Make an exact copy of all the material below, apart from the pictures.

● Records supplied:
+++

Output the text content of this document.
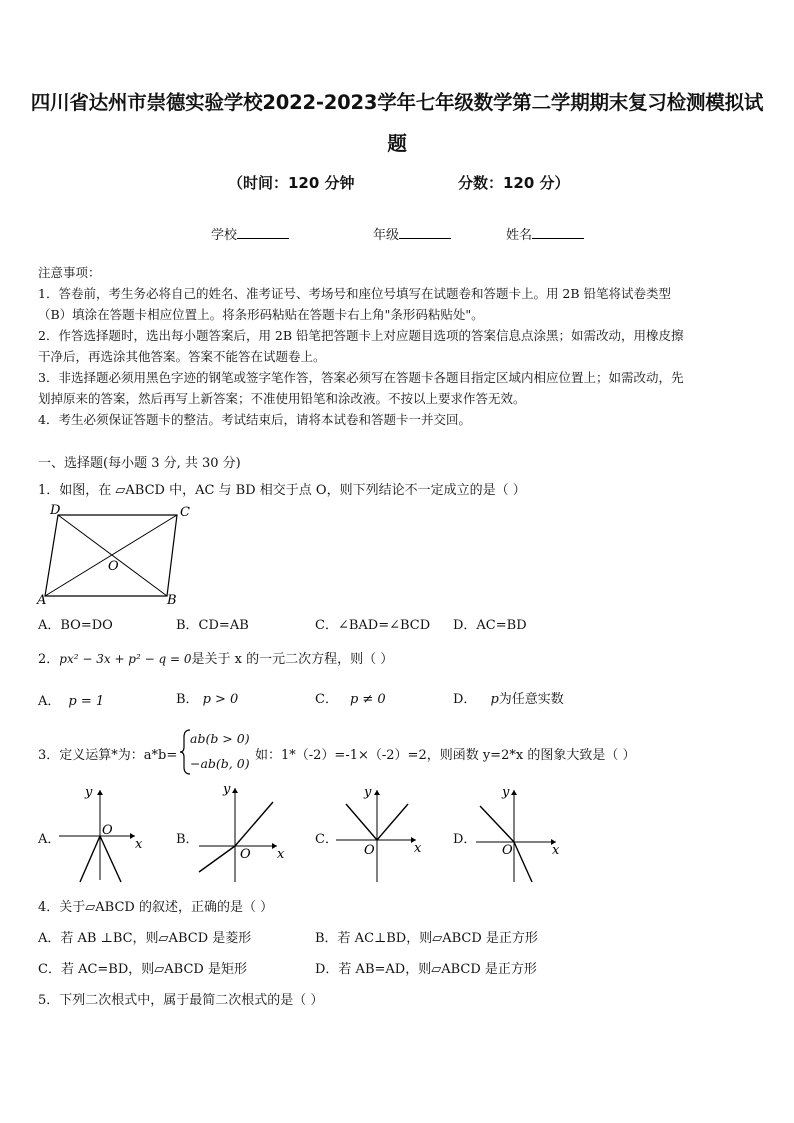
四川省达州市崇德实验学校2022-2023学年七年级数学第二学期期末复习检测模拟试
题
（时间：120 分钟	分数：120 分）
学校	年级	姓名

注意事项：

1．答卷前，考生务必将自己的姓名、准考证号、考场号和座位号填写在试题卷和答题卡上。用 2B 铅笔将试卷类型

（B）填涂在答题卡相应位置上。将条形码粘贴在答题卡右上角"条形码粘贴处"。

2．作答选择题时，选出每小题答案后，用 2B 铅笔把答题卡上对应题目选项的答案信息点涂黑；如需改动，用橡皮擦

干净后，再选涂其他答案。答案不能答在试题卷上。

3．非选择题必须用黑色字迹的钢笔或签字笔作答，答案必须写在答题卡各题目指定区域内相应位置上；如需改动，先

划掉原来的答案，然后再写上新答案；不准使用铅笔和涂改液。不按以上要求作答无效。

4．考生必须保证答题卡的整洁。考试结束后，请将本试卷和答题卡一并交回。

一、选择题(每小题 3 分, 共 30 分)
1．如图，在 ▱ABCD 中，AC 与 BD 相交于点 O，则下列结论不一定成立的是（ ）
D	C
O
A	B
A．BO=DO	B．CD=AB	C．∠BAD=∠BCD D．AC=BD
2．px² − 3x + p² − q = 0是关于 x 的一元二次方程，则（ ）
A． p = 1	B． p > 0	C． p ≠ 0	D． p为任意实数
3．定义运算*为：a*b=
ab(b > 0)
−ab(b, 0)
如：1*（-2）=-1×（-2）=2，则函数 y=2*x 的图象大致是（ ）
A．
y
x
O
B．
y
x
O
C．
y
x
O
D．
y
x
O
4．关于▱ABCD 的叙述，正确的是（ ）
A．若 AB ⊥BC，则▱ABCD 是菱形	B．若 AC⊥BD，则▱ABCD 是正方形
C．若 AC=BD，则▱ABCD 是矩形	D．若 AB=AD，则▱ABCD 是正方形
5．下列二次根式中，属于最简二次根式的是（ ）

+++

● Answer to the problem:
Output the text content of this document.
四川省达州市崇德实验学校2022-2023学年七年级数学第二学期期末复习检测模拟试
题
（时间：120 分钟	分数：120 分）
学校	年级	姓名

注意事项：

1．答卷前，考生务必将自己的姓名、准考证号、考场号和座位号填写在试题卷和答题卡上。用 2B 铅笔将试卷类型

（B）填涂在答题卡相应位置上。将条形码粘贴在答题卡右上角"条形码粘贴处"。

2．作答选择题时，选出每小题答案后，用 2B 铅笔把答题卡上对应题目选项的答案信息点涂黑；如需改动，用橡皮擦

干净后，再选涂其他答案。答案不能答在试题卷上。

3．非选择题必须用黑色字迹的钢笔或签字笔作答，答案必须写在答题卡各题目指定区域内相应位置上；如需改动，先

划掉原来的答案，然后再写上新答案；不准使用铅笔和涂改液。不按以上要求作答无效。

4．考生必须保证答题卡的整洁。考试结束后，请将本试卷和答题卡一并交回。

一、选择题(每小题 3 分, 共 30 分)
1．如图，在 ▱ABCD 中，AC 与 BD 相交于点 O，则下列结论不一定成立的是（ ）
D	C
O
A	B
A．BO=DO	B．CD=AB	C．∠BAD=∠BCD D．AC=BD
2．px² − 3x + p² − q = 0是关于 x 的一元二次方程，则（ ）
A． p = 1	B． p > 0	C． p ≠ 0	D． p为任意实数
3．定义运算*为：a*b=
ab(b > 0)
−ab(b, 0)
如：1*（-2）=-1×（-2）=2，则函数 y=2*x 的图象大致是（ ）
A．
y
x
O
B．
y
x
O
C．
y
x
O
D．
y
x
O
4．关于▱ABCD 的叙述，正确的是（ ）
A．若 AB ⊥BC，则▱ABCD 是菱形	B．若 AC⊥BD，则▱ABCD 是正方形
C．若 AC=BD，则▱ABCD 是矩形	D．若 AB=AD，则▱ABCD 是正方形
5．下列二次根式中，属于最简二次根式的是（ ）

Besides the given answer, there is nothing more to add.